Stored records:
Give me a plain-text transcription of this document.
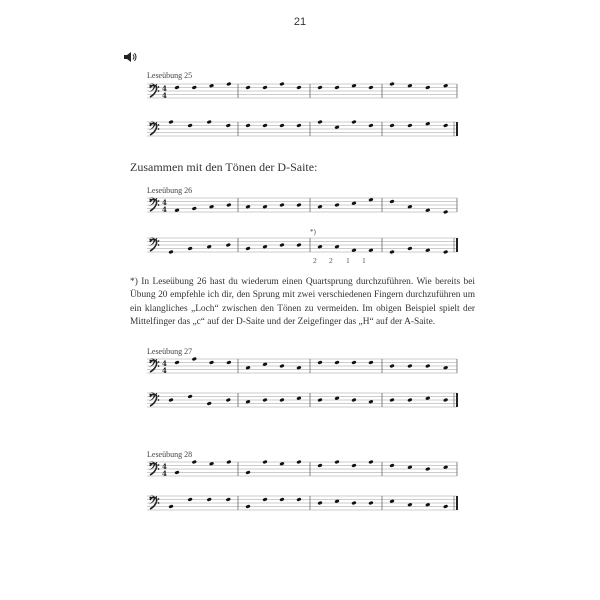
21
Leseübung 25
𝄢 4
4
𝄢
Zusammen mit den Tönen der D-Saite:
Leseübung 26
𝄢 4
4
*)
𝄢
2 2 1 1
*) In Leseübung 26 hast du wiederum einen Quartsprung durchzuführen. Wie bereits bei Übung 20 empfehle ich dir, den Sprung mit zwei verschiedenen Fingern durchzuführen um ein klangliches „Loch“ zwischen den Tönen zu vermeiden. Im obigen Beispiel spielt der Mittelfinger das „c“ auf der D-Saite und der Zeigefinger das „H“ auf der A-Saite.
Leseübung 27
𝄢 4
4
𝄢
Leseübung 28
𝄢 4
4
𝄢
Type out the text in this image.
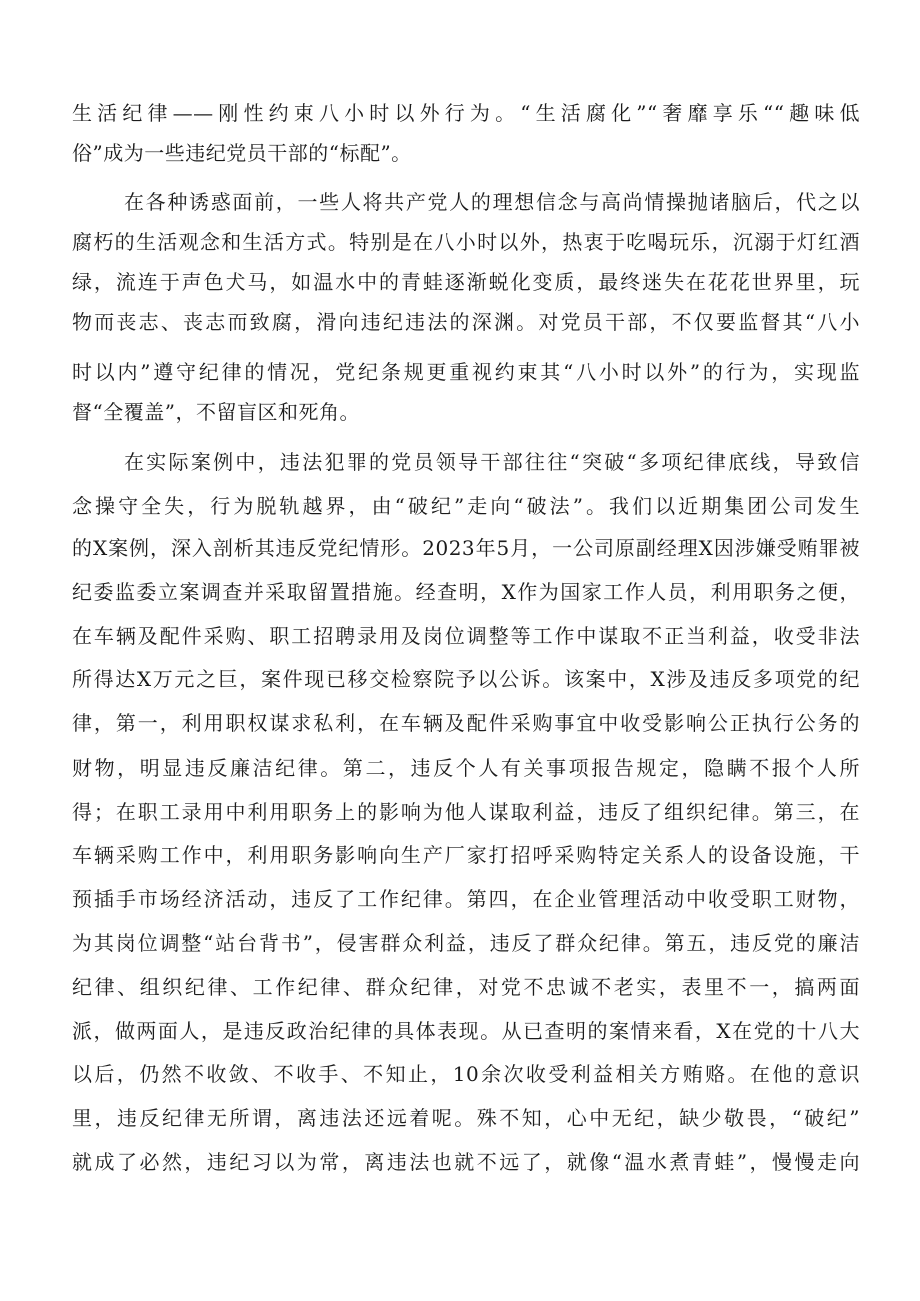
生活纪律——刚性约束八小时以外行为。“生活腐化”“奢靡享乐““趣味低
俗”成为一些违纪党员干部的“标配”。
在各种诱惑面前，一些人将共产党人的理想信念与高尚情操抛诸脑后，代之以
腐朽的生活观念和生活方式。特别是在八小时以外，热衷于吃喝玩乐，沉溺于灯红酒
绿，流连于声色犬马，如温水中的青蛙逐渐蜕化变质，最终迷失在花花世界里，玩
物而丧志、丧志而致腐，滑向违纪违法的深渊。对党员干部，不仅要监督其“八小
时以内”遵守纪律的情况，党纪条规更重视约束其“八小时以外”的行为，实现监
督“全覆盖”，不留盲区和死角。
在实际案例中，违法犯罪的党员领导干部往往“突破“多项纪律底线，导致信
念操守全失，行为脱轨越界，由“破纪”走向“破法”。我们以近期集团公司发生
的X案例，深入剖析其违反党纪情形。2023年5月，一公司原副经理X因涉嫌受贿罪被
纪委监委立案调查并采取留置措施。经查明，X作为国家工作人员，利用职务之便，
在车辆及配件采购、职工招聘录用及岗位调整等工作中谋取不正当利益，收受非法
所得达X万元之巨，案件现已移交检察院予以公诉。该案中，X涉及违反多项党的纪
律，第一，利用职权谋求私利，在车辆及配件采购事宜中收受影响公正执行公务的
财物，明显违反廉洁纪律。第二，违反个人有关事项报告规定，隐瞒不报个人所
得；在职工录用中利用职务上的影响为他人谋取利益，违反了组织纪律。第三，在
车辆采购工作中，利用职务影响向生产厂家打招呼采购特定关系人的设备设施，干
预插手市场经济活动，违反了工作纪律。第四，在企业管理活动中收受职工财物，
为其岗位调整“站台背书”，侵害群众利益，违反了群众纪律。第五，违反党的廉洁
纪律、组织纪律、工作纪律、群众纪律，对党不忠诚不老实，表里不一，搞两面
派，做两面人，是违反政治纪律的具体表现。从已查明的案情来看，X在党的十八大
以后，仍然不收敛、不收手、不知止，10余次收受利益相关方贿赂。在他的意识
里，违反纪律无所谓，离违法还远着呢。殊不知，心中无纪，缺少敬畏，“破纪”
就成了必然，违纪习以为常，离违法也就不远了，就像“温水煮青蛙”，慢慢走向
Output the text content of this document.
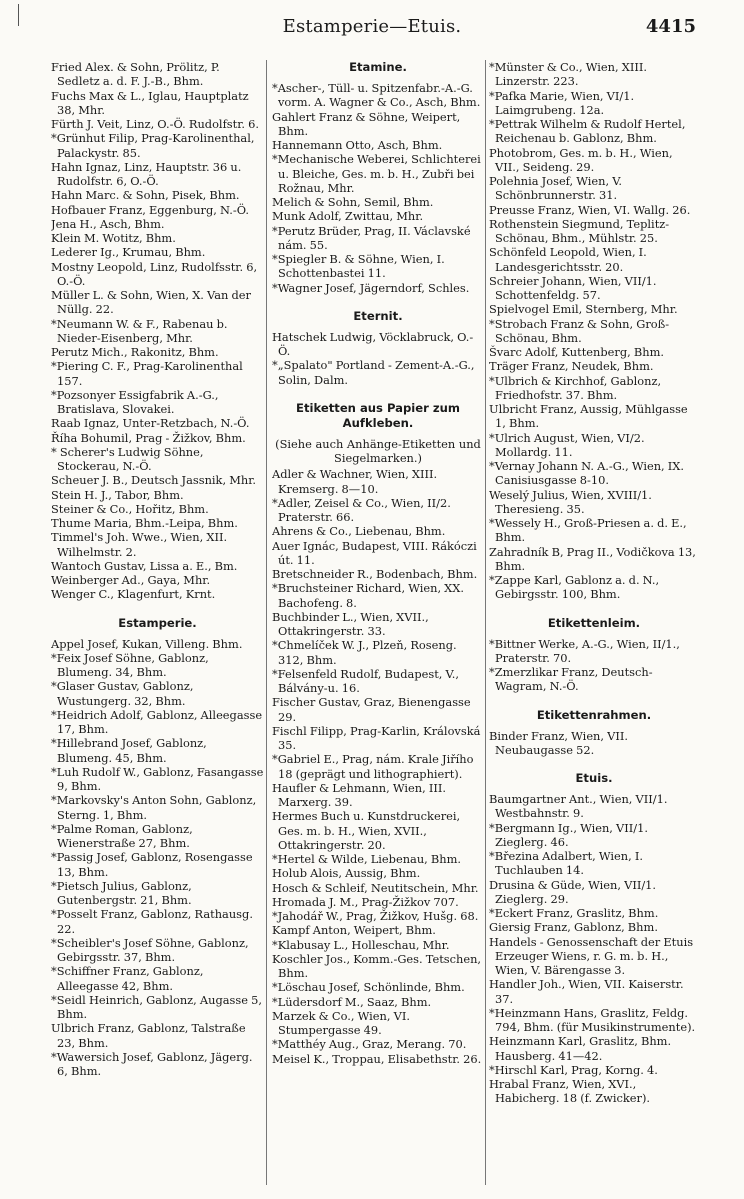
Estamperie—Etuis.	4415
Fried Alex. & Sohn, Prölitz, P. Sedletz a. d. F. J.-B., Bhm.
Fuchs Max & L., Iglau, Hauptplatz 38, Mhr.
Fürth J. Veit, Linz, O.-Ö. Rudolfstr. 6.
*Grünhut Filip, Prag-Karolinenthal, Palackystr. 85.
Hahn Ignaz, Linz, Hauptstr. 36 u. Rudolfstr. 6, O.-Ö.
Hahn Marc. & Sohn, Pisek, Bhm.
Hofbauer Franz, Eggenburg, N.-Ö.
Jena H., Asch, Bhm.
Klein M. Wotitz, Bhm.
Lederer Ig., Krumau, Bhm.
Mostny Leopold, Linz, Rudolfsstr. 6, O.-Ö.
Müller L. & Sohn, Wien, X. Van der Nüllg. 22.
*Neumann W. & F., Rabenau b. Nieder-Eisenberg, Mhr.
Perutz Mich., Rakonitz, Bhm.
*Piering C. F., Prag-Karolinenthal 157.
*Pozsonyer Essigfabrik A.-G., Bratislava, Slovakei.
Raab Ignaz, Unter-Retzbach, N.-Ö.
Říha Bohumil, Prag - Žižkov, Bhm.
* Scherer's Ludwig Söhne, Stockerau, N.-Ö.
Scheuer J. B., Deutsch Jassnik, Mhr.
Stein H. J., Tabor, Bhm.
Steiner & Co., Hořitz, Bhm.
Thume Maria, Bhm.-Leipa, Bhm.
Timmel's Joh. Wwe., Wien, XII. Wilhelmstr. 2.
Wantoch Gustav, Lissa a. E., Bm.
Weinberger Ad., Gaya, Mhr.
Wenger C., Klagenfurt, Krnt.
Estamperie.
Appel Josef, Kukan, Villeng. Bhm.
*Feix Josef Söhne, Gablonz, Blumeng. 34, Bhm.
*Glaser Gustav, Gablonz, Wustungerg. 32, Bhm.
*Heidrich Adolf, Gablonz, Alleegasse 17, Bhm.
*Hillebrand Josef, Gablonz, Blumeng. 45, Bhm.
*Luh Rudolf W., Gablonz, Fasangasse 9, Bhm.
*Markovsky's Anton Sohn, Gablonz, Sterng. 1, Bhm.
*Palme Roman, Gablonz, Wienerstraße 27, Bhm.
*Passig Josef, Gablonz, Rosengasse 13, Bhm.
*Pietsch Julius, Gablonz, Gutenbergstr. 21, Bhm.
*Posselt Franz, Gablonz, Rathausg. 22.
*Scheibler's Josef Söhne, Gablonz, Gebirgsstr. 37, Bhm.
*Schiffner Franz, Gablonz, Alleegasse 42, Bhm.
*Seidl Heinrich, Gablonz, Augasse 5, Bhm.
Ulbrich Franz, Gablonz, Talstraße 23, Bhm.
*Wawersich Josef, Gablonz, Jägerg. 6, Bhm.
Etamine.
*Ascher-, Tüll- u. Spitzenfabr.-A.-G. vorm. A. Wagner & Co., Asch, Bhm.
Gahlert Franz & Söhne, Weipert, Bhm.
Hannemann Otto, Asch, Bhm.
*Mechanische Weberei, Schlichterei u. Bleiche, Ges. m. b. H., Zubři bei Rožnau, Mhr.
Melich & Sohn, Semil, Bhm.
Munk Adolf, Zwittau, Mhr.
*Perutz Brüder, Prag, II. Václavské nám. 55.
*Spiegler B. & Söhne, Wien, I. Schottenbastei 11.
*Wagner Josef, Jägerndorf, Schles.
Eternit.
Hatschek Ludwig, Vöcklabruck, O.-Ö.
*„Spalato" Portland - Zement-A.-G., Solin, Dalm.
Etiketten aus Papier zum Aufkleben.
(Siehe auch Anhänge-Etiketten und Siegelmarken.)
Adler & Wachner, Wien, XIII. Kremserg. 8—10.
*Adler, Zeisel & Co., Wien, II/2. Praterstr. 66.
Ahrens & Co., Liebenau, Bhm.
Auer Ignác, Budapest, VIII. Rákóczi út. 11.
Bretschneider R., Bodenbach, Bhm.
*Bruchsteiner Richard, Wien, XX. Bachofeng. 8.
Buchbinder L., Wien, XVII., Ottakringerstr. 33.
*Chmelíček W. J., Plzeň, Roseng. 312, Bhm.
*Felsenfeld Rudolf, Budapest, V., Bálvány-u. 16.
Fischer Gustav, Graz, Bienengasse 29.
Fischl Filipp, Prag-Karlin, Královská 35.
*Gabriel E., Prag, nám. Krale Jiřího 18 (geprägt und lithographiert).
Haufler & Lehmann, Wien, III. Marxerg. 39.
Hermes Buch u. Kunstdruckerei, Ges. m. b. H., Wien, XVII., Ottakringerstr. 20.
*Hertel & Wilde, Liebenau, Bhm.
Holub Alois, Aussig, Bhm.
Hosch & Schleif, Neutitschein, Mhr.
Hromada J. M., Prag-Žižkov 707.
*Jahodář W., Prag, Žižkov, Hušg. 68.
Kampf Anton, Weipert, Bhm.
*Klabusay L., Holleschau, Mhr.
Koschler Jos., Komm.-Ges. Tetschen, Bhm.
*Löschau Josef, Schönlinde, Bhm.
*Lüdersdorf M., Saaz, Bhm.
Marzek & Co., Wien, VI. Stumpergasse 49.
*Matthéy Aug., Graz, Merang. 70.
Meisel K., Troppau, Elisabethstr. 26.
*Münster & Co., Wien, XIII. Linzerstr. 223.
*Pafka Marie, Wien, VI/1. Laimgrubeng. 12a.
*Pettrak Wilhelm & Rudolf Hertel, Reichenau b. Gablonz, Bhm.
Photobrom, Ges. m. b. H., Wien, VII., Seideng. 29.
Polehnia Josef, Wien, V. Schönbrunnerstr. 31.
Preusse Franz, Wien, VI. Wallg. 26.
Rothenstein Siegmund, Teplitz-Schönau, Bhm., Mühlstr. 25.
Schönfeld Leopold, Wien, I. Landesgerichtsstr. 20.
Schreier Johann, Wien, VII/1. Schottenfeldg. 57.
Spielvogel Emil, Sternberg, Mhr.
*Strobach Franz & Sohn, Groß-Schönau, Bhm.
Švarc Adolf, Kuttenberg, Bhm.
Träger Franz, Neudek, Bhm.
*Ulbrich & Kirchhof, Gablonz, Friedhofstr. 37. Bhm.
Ulbricht Franz, Aussig, Mühlgasse 1, Bhm.
*Ulrich August, Wien, VI/2. Mollardg. 11.
*Vernay Johann N. A.-G., Wien, IX. Canisiusgasse 8-10.
Weselý Julius, Wien, XVIII/1. Theresieng. 35.
*Wessely H., Groß-Priesen a. d. E., Bhm.
Zahradník B, Prag II., Vodičkova 13, Bhm.
*Zappe Karl, Gablonz a. d. N., Gebirgsstr. 100, Bhm.
Etikettenleim.
*Bittner Werke, A.-G., Wien, II/1., Praterstr. 70.
*Zmerzlikar Franz, Deutsch-Wagram, N.-Ö.
Etikettenrahmen.
Binder Franz, Wien, VII. Neubaugasse 52.
Etuis.
Baumgartner Ant., Wien, VII/1. Westbahnstr. 9.
*Bergmann Ig., Wien, VII/1. Zieglerg. 46.
*Březina Adalbert, Wien, I. Tuchlauben 14.
Drusina & Güde, Wien, VII/1. Zieglerg. 29.
*Eckert Franz, Graslitz, Bhm.
Giersig Franz, Gablonz, Bhm.
Handels - Genossenschaft der Etuis Erzeuger Wiens, r. G. m. b. H., Wien, V. Bärengasse 3.
Handler Joh., Wien, VII. Kaiserstr. 37.
*Heinzmann Hans, Graslitz, Feldg. 794, Bhm. (für Musikinstrumente).
Heinzmann Karl, Graslitz, Bhm. Hausberg. 41—42.
*Hirschl Karl, Prag, Korng. 4.
Hrabal Franz, Wien, XVI., Habicherg. 18 (f. Zwicker).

| What you are asked to do |
Where a line above includes "Ludwig", copy that line.

| Expected answer |
* Scherer's Ludwig Söhne, Stockerau, N.-Ö.
Hatschek Ludwig, Vöcklabruck, O.-Ö.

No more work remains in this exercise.